> _Written exercise_:
Extract all of the entries and give them again, word for word.

Dataset entries
* * * * * * * * *
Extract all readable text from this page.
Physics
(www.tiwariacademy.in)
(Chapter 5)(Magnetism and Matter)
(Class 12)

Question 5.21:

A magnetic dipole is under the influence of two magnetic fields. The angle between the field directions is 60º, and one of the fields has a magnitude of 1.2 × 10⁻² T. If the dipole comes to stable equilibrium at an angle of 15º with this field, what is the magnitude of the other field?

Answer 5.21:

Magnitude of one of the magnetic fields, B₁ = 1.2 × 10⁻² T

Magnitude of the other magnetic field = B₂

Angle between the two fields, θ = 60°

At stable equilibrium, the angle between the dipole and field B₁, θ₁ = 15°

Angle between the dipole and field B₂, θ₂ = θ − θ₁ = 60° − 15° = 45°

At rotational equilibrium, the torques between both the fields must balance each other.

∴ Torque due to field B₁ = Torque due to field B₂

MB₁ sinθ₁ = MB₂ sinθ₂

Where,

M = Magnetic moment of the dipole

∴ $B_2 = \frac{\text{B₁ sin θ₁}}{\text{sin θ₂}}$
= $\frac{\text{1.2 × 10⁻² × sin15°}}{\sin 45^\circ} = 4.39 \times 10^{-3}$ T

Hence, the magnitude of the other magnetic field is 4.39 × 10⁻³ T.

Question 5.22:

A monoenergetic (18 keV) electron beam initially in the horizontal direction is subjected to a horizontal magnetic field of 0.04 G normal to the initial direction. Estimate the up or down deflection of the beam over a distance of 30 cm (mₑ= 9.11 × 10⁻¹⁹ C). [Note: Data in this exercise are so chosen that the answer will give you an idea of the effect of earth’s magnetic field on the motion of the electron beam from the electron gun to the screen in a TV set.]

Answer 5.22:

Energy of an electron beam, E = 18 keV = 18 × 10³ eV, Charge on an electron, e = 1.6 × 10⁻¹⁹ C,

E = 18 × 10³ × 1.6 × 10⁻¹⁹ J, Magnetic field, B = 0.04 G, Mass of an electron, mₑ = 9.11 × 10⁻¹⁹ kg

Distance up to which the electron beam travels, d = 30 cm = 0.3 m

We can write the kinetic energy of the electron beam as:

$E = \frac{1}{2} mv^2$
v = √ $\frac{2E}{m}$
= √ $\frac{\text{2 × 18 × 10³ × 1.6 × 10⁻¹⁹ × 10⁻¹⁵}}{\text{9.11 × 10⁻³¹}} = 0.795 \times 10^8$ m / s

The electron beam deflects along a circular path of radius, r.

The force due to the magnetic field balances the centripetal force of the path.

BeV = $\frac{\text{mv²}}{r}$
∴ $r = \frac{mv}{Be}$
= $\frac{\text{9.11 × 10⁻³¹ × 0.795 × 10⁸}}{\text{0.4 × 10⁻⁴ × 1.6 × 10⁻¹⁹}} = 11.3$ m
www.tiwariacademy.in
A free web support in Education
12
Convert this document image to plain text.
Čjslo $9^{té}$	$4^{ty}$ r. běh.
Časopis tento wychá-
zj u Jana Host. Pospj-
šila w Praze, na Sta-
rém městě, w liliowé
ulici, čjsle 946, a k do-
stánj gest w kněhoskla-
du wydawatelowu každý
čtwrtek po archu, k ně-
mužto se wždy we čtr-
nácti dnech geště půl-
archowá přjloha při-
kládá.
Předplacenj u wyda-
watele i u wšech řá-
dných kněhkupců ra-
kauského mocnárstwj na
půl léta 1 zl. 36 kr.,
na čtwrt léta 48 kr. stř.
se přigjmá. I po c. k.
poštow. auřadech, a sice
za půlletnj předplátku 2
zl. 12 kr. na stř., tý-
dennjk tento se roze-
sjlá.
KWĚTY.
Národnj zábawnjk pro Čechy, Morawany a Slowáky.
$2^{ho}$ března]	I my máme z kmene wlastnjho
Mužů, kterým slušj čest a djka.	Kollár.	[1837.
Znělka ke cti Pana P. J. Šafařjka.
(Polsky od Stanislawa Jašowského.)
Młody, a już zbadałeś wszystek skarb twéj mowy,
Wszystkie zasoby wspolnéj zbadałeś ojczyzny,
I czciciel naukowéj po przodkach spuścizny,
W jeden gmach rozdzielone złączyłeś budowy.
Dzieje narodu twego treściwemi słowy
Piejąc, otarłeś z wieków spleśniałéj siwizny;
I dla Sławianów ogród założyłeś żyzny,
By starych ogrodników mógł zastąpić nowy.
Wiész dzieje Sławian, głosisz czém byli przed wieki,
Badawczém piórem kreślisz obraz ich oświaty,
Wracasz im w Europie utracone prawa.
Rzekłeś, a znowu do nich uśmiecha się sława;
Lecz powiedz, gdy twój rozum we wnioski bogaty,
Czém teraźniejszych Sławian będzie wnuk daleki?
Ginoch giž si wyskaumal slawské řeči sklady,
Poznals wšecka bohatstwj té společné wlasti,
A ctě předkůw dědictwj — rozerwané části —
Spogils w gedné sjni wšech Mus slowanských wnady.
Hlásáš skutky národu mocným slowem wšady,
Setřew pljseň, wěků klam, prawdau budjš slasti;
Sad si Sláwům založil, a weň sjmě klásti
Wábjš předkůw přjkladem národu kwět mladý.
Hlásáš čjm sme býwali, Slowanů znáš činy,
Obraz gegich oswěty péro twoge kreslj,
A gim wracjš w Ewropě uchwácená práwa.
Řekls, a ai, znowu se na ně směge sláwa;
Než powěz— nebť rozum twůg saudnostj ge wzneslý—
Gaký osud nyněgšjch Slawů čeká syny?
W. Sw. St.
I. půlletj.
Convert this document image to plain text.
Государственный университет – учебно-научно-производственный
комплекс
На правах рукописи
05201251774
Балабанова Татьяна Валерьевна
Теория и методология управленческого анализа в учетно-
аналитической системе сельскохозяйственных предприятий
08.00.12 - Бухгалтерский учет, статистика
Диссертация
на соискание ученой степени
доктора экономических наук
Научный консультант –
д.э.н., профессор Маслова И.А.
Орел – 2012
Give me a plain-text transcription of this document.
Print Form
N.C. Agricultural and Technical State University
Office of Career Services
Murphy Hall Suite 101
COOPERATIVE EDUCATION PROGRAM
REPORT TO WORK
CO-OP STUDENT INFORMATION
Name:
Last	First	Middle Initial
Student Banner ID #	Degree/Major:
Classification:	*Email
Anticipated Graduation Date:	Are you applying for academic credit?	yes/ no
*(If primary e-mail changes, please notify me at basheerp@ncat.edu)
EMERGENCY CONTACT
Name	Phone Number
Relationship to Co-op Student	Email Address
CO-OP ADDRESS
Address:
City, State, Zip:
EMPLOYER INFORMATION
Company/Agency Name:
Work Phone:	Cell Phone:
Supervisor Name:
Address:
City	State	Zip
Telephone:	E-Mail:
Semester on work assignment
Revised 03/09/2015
* * * * * * * * *
> _Correct answer_:
Extract all readable text from this page.
Physics
(www.tiwariacademy.in)
(Chapter 5)(Magnetism and Matter)
(Class 12)

Question 5.21:

A magnetic dipole is under the influence of two magnetic fields. The angle between the field directions is 60º, and one of the fields has a magnitude of 1.2 × 10⁻² T. If the dipole comes to stable equilibrium at an angle of 15º with this field, what is the magnitude of the other field?

Answer 5.21:

Magnitude of one of the magnetic fields, B₁ = 1.2 × 10⁻² T

Magnitude of the other magnetic field = B₂

Angle between the two fields, θ = 60°

At stable equilibrium, the angle between the dipole and field B₁, θ₁ = 15°

Angle between the dipole and field B₂, θ₂ = θ − θ₁ = 60° − 15° = 45°

At rotational equilibrium, the torques between both the fields must balance each other.

∴ Torque due to field B₁ = Torque due to field B₂

MB₁ sinθ₁ = MB₂ sinθ₂

Where,

M = Magnetic moment of the dipole

∴ $B_2 = \frac{\text{B₁ sin θ₁}}{\text{sin θ₂}}$
= $\frac{\text{1.2 × 10⁻² × sin15°}}{\sin 45^\circ} = 4.39 \times 10^{-3}$ T

Hence, the magnitude of the other magnetic field is 4.39 × 10⁻³ T.

Question 5.22:

A monoenergetic (18 keV) electron beam initially in the horizontal direction is subjected to a horizontal magnetic field of 0.04 G normal to the initial direction. Estimate the up or down deflection of the beam over a distance of 30 cm (mₑ= 9.11 × 10⁻¹⁹ C). [Note: Data in this exercise are so chosen that the answer will give you an idea of the effect of earth’s magnetic field on the motion of the electron beam from the electron gun to the screen in a TV set.]

Answer 5.22:

Energy of an electron beam, E = 18 keV = 18 × 10³ eV, Charge on an electron, e = 1.6 × 10⁻¹⁹ C,

E = 18 × 10³ × 1.6 × 10⁻¹⁹ J, Magnetic field, B = 0.04 G, Mass of an electron, mₑ = 9.11 × 10⁻¹⁹ kg

Distance up to which the electron beam travels, d = 30 cm = 0.3 m

We can write the kinetic energy of the electron beam as:

$E = \frac{1}{2} mv^2$
v = √ $\frac{2E}{m}$
= √ $\frac{\text{2 × 18 × 10³ × 1.6 × 10⁻¹⁹ × 10⁻¹⁵}}{\text{9.11 × 10⁻³¹}} = 0.795 \times 10^8$ m / s

The electron beam deflects along a circular path of radius, r.

The force due to the magnetic field balances the centripetal force of the path.

BeV = $\frac{\text{mv²}}{r}$
∴ $r = \frac{mv}{Be}$
= $\frac{\text{9.11 × 10⁻³¹ × 0.795 × 10⁸}}{\text{0.4 × 10⁻⁴ × 1.6 × 10⁻¹⁹}} = 11.3$ m
www.tiwariacademy.in
A free web support in Education
12
Convert this document image to plain text.
Čjslo $9^{té}$	$4^{ty}$ r. běh.
Časopis tento wychá-
zj u Jana Host. Pospj-
šila w Praze, na Sta-
rém městě, w liliowé
ulici, čjsle 946, a k do-
stánj gest w kněhoskla-
du wydawatelowu každý
čtwrtek po archu, k ně-
mužto se wždy we čtr-
nácti dnech geště půl-
archowá přjloha při-
kládá.
Předplacenj u wyda-
watele i u wšech řá-
dných kněhkupců ra-
kauského mocnárstwj na
půl léta 1 zl. 36 kr.,
na čtwrt léta 48 kr. stř.
se přigjmá. I po c. k.
poštow. auřadech, a sice
za půlletnj předplátku 2
zl. 12 kr. na stř., tý-
dennjk tento se roze-
sjlá.
KWĚTY.
Národnj zábawnjk pro Čechy, Morawany a Slowáky.
$2^{ho}$ března]	I my máme z kmene wlastnjho
Mužů, kterým slušj čest a djka.	Kollár.	[1837.
Znělka ke cti Pana P. J. Šafařjka.
(Polsky od Stanislawa Jašowského.)
Młody, a już zbadałeś wszystek skarb twéj mowy,
Wszystkie zasoby wspolnéj zbadałeś ojczyzny,
I czciciel naukowéj po przodkach spuścizny,
W jeden gmach rozdzielone złączyłeś budowy.
Dzieje narodu twego treściwemi słowy
Piejąc, otarłeś z wieków spleśniałéj siwizny;
I dla Sławianów ogród założyłeś żyzny,
By starych ogrodników mógł zastąpić nowy.
Wiész dzieje Sławian, głosisz czém byli przed wieki,
Badawczém piórem kreślisz obraz ich oświaty,
Wracasz im w Europie utracone prawa.
Rzekłeś, a znowu do nich uśmiecha się sława;
Lecz powiedz, gdy twój rozum we wnioski bogaty,
Czém teraźniejszych Sławian będzie wnuk daleki?
Ginoch giž si wyskaumal slawské řeči sklady,
Poznals wšecka bohatstwj té společné wlasti,
A ctě předkůw dědictwj — rozerwané části —
Spogils w gedné sjni wšech Mus slowanských wnady.
Hlásáš skutky národu mocným slowem wšady,
Setřew pljseň, wěků klam, prawdau budjš slasti;
Sad si Sláwům založil, a weň sjmě klásti
Wábjš předkůw přjkladem národu kwět mladý.
Hlásáš čjm sme býwali, Slowanů znáš činy,
Obraz gegich oswěty péro twoge kreslj,
A gim wracjš w Ewropě uchwácená práwa.
Řekls, a ai, znowu se na ně směge sláwa;
Než powěz— nebť rozum twůg saudnostj ge wzneslý—
Gaký osud nyněgšjch Slawů čeká syny?
W. Sw. St.
I. půlletj.
Convert this document image to plain text.
Государственный университет – учебно-научно-производственный
комплекс
На правах рукописи
05201251774
Балабанова Татьяна Валерьевна
Теория и методология управленческого анализа в учетно-
аналитической системе сельскохозяйственных предприятий
08.00.12 - Бухгалтерский учет, статистика
Диссертация
на соискание ученой степени
доктора экономических наук
Научный консультант –
д.э.н., профессор Маслова И.А.
Орел – 2012
Give me a plain-text transcription of this document.
Print Form
N.C. Agricultural and Technical State University
Office of Career Services
Murphy Hall Suite 101
COOPERATIVE EDUCATION PROGRAM
REPORT TO WORK
CO-OP STUDENT INFORMATION
Name:
Last	First	Middle Initial
Student Banner ID #	Degree/Major:
Classification:	*Email
Anticipated Graduation Date:	Are you applying for academic credit?	yes/ no
*(If primary e-mail changes, please notify me at basheerp@ncat.edu)
EMERGENCY CONTACT
Name	Phone Number
Relationship to Co-op Student	Email Address
CO-OP ADDRESS
Address:
City, State, Zip:
EMPLOYER INFORMATION
Company/Agency Name:
Work Phone:	Cell Phone:
Supervisor Name:
Address:
City	State	Zip
Telephone:	E-Mail:
Semester on work assignment
Revised 03/09/2015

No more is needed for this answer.